## Task requirements:
In the entries below, count each line holding the word "page". Answer with the total alone.

## Material:
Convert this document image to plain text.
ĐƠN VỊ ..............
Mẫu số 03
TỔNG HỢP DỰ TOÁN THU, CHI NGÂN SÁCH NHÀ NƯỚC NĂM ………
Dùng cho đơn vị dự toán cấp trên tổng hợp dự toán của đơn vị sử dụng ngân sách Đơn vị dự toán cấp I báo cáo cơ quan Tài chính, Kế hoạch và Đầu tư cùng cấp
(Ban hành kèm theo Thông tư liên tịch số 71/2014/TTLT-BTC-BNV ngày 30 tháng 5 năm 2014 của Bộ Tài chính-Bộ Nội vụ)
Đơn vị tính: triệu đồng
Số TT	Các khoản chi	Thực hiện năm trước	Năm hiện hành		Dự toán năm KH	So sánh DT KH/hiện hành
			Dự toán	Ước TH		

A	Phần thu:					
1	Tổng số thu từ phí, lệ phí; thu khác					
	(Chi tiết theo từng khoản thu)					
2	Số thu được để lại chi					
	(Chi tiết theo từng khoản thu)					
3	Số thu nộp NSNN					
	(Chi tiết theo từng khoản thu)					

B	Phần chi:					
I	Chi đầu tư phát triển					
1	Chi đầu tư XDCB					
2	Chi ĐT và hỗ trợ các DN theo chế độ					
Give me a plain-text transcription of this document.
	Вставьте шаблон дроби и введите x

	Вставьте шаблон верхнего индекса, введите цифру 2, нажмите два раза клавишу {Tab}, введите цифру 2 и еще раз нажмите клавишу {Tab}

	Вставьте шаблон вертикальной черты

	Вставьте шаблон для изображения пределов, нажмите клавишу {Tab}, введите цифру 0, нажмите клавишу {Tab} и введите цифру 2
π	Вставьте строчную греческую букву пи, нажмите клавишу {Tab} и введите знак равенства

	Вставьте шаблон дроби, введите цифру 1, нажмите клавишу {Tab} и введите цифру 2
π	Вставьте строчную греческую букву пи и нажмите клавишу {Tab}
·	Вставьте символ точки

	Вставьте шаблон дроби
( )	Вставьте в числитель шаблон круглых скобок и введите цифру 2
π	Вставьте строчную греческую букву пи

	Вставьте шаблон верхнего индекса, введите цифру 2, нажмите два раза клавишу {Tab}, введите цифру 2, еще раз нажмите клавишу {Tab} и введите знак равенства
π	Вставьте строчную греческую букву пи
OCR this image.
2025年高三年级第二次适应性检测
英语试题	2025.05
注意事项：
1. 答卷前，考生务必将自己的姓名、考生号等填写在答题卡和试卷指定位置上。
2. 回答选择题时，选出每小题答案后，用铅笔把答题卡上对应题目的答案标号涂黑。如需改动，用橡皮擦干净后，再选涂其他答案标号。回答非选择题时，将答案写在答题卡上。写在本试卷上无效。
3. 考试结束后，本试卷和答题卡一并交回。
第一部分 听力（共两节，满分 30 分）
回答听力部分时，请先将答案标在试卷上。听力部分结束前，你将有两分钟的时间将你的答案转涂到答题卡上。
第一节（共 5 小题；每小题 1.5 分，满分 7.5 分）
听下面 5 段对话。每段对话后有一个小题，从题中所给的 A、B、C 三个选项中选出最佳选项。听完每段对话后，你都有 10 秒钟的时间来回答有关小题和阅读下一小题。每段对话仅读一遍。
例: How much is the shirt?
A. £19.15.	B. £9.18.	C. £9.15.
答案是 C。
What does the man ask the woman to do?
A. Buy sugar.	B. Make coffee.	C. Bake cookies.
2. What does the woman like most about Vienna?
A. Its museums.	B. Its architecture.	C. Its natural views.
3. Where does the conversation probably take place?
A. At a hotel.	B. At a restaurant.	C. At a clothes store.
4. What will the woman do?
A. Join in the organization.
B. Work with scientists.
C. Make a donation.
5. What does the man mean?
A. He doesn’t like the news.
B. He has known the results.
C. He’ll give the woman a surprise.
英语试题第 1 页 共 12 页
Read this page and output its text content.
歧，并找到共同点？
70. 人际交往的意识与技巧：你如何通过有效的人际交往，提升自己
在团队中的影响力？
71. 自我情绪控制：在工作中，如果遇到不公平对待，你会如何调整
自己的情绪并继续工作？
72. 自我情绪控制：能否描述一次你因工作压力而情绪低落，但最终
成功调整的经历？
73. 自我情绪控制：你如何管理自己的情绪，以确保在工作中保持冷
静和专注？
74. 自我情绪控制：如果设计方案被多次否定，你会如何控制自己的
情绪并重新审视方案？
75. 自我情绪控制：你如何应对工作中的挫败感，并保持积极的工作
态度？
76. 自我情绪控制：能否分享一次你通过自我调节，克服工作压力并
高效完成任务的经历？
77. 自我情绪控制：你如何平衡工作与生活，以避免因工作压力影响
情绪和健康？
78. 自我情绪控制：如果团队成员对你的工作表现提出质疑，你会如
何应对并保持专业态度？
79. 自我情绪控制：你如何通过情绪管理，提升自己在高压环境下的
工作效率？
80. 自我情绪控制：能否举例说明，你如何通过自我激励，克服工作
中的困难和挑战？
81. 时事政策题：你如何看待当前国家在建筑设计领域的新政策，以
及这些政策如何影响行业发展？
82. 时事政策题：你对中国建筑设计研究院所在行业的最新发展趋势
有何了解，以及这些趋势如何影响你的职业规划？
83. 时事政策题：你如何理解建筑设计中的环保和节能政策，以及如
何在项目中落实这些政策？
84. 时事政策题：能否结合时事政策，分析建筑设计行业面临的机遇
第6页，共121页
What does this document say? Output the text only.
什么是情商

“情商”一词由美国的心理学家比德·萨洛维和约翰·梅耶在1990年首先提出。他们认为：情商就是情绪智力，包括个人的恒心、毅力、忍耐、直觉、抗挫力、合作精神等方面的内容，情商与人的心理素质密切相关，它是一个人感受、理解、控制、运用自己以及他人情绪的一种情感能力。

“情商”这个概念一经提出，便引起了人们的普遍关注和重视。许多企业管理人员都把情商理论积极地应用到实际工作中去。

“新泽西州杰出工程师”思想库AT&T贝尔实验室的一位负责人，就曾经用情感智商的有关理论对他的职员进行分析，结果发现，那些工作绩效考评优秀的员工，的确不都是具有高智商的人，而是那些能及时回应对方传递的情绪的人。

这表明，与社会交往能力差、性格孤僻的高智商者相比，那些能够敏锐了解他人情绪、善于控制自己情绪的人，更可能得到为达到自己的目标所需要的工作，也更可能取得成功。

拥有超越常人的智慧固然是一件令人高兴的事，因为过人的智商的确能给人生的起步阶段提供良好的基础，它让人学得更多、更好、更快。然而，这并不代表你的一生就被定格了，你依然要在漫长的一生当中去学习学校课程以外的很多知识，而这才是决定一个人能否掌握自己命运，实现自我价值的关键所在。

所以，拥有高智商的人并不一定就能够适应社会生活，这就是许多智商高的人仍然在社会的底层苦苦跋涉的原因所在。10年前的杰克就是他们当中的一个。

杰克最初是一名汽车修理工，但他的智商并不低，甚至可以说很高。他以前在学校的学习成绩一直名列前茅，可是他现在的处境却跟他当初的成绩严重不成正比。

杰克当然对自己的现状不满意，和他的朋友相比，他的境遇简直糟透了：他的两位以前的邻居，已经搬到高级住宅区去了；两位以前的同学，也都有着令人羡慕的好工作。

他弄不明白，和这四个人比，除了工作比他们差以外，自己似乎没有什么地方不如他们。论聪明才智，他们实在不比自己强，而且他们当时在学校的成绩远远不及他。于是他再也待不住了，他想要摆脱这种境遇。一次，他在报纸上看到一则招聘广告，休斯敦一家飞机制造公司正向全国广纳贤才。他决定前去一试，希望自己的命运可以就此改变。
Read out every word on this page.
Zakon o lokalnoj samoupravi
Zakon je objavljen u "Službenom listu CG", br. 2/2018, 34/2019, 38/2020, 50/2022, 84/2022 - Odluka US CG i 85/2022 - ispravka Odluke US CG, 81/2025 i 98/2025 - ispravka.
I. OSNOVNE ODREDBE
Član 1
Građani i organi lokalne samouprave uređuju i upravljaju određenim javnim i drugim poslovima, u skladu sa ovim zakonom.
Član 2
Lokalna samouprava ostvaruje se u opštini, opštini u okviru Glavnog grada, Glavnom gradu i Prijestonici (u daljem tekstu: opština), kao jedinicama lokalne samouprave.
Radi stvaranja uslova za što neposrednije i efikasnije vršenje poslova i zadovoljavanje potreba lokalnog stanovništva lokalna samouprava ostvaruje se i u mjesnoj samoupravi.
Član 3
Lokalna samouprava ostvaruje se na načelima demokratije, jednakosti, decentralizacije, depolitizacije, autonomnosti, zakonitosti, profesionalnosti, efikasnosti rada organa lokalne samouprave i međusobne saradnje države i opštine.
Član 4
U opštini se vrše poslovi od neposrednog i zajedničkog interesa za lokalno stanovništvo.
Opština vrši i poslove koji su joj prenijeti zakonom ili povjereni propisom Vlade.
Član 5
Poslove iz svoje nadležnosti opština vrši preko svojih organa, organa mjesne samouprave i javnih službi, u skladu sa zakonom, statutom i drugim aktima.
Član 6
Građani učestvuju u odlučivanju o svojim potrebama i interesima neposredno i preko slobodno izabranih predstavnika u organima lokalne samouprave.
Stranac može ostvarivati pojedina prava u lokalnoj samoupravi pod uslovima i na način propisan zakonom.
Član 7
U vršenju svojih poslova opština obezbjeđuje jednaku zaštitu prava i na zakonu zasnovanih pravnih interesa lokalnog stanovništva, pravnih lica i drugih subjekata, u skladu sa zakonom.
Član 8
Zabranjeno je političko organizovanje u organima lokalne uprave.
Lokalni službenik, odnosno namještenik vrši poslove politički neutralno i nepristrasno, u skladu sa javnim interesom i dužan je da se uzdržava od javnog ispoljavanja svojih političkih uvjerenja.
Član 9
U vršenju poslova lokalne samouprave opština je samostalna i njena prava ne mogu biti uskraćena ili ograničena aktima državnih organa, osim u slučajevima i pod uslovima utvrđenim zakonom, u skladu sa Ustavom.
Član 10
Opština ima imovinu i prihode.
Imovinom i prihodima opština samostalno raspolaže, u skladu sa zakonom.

## Reply to the task:
2